Dataset listings of figures
==========
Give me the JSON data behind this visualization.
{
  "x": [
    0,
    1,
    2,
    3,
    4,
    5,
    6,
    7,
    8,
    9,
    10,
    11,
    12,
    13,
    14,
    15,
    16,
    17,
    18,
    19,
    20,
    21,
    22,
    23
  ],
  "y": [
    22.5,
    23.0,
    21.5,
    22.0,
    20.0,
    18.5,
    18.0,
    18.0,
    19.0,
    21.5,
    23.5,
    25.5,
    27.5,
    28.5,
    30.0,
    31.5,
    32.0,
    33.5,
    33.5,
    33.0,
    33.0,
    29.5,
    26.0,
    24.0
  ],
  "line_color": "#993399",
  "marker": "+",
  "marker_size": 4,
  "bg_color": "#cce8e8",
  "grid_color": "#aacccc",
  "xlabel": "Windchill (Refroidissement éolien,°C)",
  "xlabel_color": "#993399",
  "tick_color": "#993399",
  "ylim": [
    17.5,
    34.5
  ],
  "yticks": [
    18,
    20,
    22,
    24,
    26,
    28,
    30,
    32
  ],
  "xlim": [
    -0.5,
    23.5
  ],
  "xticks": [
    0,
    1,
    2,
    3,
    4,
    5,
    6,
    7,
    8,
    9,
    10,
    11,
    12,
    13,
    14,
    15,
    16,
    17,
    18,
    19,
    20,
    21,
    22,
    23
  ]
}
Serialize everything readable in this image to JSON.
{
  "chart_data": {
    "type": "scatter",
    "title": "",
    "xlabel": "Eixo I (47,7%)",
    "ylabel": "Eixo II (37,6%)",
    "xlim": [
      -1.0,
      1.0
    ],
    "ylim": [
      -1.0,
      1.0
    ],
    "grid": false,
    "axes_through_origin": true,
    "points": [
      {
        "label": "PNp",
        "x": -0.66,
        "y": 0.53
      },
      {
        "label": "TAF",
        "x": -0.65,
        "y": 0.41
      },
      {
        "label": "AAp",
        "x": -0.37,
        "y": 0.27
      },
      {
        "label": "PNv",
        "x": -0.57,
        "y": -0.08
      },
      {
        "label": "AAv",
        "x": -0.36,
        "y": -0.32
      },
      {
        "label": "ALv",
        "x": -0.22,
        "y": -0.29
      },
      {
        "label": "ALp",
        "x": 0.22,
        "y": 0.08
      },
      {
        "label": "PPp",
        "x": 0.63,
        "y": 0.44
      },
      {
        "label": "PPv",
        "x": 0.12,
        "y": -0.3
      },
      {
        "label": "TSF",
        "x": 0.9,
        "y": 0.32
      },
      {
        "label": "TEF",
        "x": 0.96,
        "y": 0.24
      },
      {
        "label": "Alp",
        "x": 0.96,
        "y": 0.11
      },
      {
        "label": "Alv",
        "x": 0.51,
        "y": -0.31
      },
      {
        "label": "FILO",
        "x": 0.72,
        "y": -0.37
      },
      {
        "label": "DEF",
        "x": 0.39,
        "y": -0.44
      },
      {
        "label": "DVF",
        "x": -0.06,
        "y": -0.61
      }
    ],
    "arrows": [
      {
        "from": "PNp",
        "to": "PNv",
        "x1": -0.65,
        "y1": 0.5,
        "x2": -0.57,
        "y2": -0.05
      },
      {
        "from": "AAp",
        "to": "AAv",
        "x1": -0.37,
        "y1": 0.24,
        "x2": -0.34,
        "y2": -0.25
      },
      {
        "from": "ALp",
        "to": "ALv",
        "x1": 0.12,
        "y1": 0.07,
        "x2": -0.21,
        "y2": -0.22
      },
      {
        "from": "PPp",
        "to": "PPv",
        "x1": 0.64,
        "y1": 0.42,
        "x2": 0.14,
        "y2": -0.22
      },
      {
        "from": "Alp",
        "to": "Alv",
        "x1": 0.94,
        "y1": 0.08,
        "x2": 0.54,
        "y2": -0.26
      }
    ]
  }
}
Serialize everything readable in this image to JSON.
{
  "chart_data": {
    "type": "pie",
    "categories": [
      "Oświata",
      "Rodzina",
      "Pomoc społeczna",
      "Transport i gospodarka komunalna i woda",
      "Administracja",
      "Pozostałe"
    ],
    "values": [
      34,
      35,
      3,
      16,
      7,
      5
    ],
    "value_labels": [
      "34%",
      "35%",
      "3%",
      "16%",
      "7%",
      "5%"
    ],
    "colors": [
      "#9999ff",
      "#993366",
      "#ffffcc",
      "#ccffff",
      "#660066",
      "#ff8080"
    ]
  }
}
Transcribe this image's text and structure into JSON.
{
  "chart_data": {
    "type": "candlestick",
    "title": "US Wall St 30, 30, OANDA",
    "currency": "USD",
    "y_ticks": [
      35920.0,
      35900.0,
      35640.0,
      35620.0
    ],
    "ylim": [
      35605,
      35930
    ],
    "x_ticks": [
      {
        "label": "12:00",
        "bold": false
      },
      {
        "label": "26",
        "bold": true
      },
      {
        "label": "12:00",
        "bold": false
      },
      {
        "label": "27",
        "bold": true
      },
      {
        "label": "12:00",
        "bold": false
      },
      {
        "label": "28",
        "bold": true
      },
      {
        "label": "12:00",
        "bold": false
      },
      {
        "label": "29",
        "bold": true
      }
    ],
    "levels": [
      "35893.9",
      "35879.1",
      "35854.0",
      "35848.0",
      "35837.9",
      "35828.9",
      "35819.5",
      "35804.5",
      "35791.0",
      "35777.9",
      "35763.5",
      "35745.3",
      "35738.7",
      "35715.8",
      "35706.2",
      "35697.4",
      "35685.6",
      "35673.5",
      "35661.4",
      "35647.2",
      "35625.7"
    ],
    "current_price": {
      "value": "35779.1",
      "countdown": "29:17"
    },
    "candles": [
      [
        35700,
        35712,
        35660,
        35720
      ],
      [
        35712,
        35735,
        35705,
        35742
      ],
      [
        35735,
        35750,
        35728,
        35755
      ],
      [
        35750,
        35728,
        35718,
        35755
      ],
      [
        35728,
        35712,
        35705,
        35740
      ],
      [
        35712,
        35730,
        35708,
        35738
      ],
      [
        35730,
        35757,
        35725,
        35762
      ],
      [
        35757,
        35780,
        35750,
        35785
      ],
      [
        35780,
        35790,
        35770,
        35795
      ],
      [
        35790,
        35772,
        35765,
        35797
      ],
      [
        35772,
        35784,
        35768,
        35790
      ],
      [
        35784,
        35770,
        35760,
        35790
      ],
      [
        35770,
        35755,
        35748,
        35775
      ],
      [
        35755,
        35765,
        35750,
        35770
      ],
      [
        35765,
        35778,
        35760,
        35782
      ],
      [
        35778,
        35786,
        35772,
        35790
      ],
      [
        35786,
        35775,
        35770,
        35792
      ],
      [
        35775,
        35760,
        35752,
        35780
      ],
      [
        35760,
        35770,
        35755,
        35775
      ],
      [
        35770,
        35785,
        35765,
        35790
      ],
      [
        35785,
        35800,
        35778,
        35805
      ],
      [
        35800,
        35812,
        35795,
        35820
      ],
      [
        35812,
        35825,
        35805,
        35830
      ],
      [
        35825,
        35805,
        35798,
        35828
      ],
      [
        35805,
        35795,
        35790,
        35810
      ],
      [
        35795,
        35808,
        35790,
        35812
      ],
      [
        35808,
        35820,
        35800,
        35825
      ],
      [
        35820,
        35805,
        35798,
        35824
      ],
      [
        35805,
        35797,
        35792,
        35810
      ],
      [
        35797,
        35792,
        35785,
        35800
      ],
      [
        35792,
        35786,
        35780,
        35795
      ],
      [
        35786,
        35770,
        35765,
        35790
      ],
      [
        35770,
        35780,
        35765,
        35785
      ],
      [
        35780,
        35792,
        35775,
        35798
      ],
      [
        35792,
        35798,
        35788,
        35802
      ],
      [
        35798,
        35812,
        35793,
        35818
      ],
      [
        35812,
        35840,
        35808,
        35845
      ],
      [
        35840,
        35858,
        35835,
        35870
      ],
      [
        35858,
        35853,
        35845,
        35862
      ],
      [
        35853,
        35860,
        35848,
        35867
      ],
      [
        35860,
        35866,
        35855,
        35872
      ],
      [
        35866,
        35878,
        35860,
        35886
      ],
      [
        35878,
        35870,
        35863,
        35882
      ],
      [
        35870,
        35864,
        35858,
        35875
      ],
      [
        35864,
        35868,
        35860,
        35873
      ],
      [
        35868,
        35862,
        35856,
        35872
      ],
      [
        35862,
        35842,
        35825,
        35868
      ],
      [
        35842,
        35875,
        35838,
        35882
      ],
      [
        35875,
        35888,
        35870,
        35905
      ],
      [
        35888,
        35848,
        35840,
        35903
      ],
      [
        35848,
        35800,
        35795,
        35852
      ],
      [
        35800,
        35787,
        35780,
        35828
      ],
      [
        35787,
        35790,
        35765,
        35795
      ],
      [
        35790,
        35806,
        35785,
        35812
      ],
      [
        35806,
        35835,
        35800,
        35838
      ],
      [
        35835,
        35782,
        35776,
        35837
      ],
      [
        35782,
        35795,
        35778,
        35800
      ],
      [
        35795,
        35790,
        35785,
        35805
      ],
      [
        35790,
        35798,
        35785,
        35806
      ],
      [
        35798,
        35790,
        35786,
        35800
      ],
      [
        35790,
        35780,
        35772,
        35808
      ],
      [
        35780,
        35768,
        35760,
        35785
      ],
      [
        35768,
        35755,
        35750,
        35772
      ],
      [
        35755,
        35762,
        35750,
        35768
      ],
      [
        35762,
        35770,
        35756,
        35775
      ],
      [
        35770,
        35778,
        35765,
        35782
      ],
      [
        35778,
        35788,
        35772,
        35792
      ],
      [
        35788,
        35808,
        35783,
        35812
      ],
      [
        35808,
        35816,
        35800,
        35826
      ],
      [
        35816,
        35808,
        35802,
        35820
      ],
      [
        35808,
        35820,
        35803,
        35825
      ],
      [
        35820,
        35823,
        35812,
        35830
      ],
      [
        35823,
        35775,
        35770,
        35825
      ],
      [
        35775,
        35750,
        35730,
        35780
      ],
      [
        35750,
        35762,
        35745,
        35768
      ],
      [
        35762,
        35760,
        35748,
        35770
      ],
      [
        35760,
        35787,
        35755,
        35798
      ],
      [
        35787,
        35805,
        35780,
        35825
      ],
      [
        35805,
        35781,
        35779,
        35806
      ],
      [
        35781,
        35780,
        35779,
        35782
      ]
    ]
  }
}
==========
▶ **Request**
From the data above, pick out each line containing "JSON" and copy it.

▶ **The result**
Give me the JSON data behind this visualization.
Serialize everything readable in this image to JSON.
Serialize everything readable in this image to JSON.
Transcribe this image's text and structure into JSON.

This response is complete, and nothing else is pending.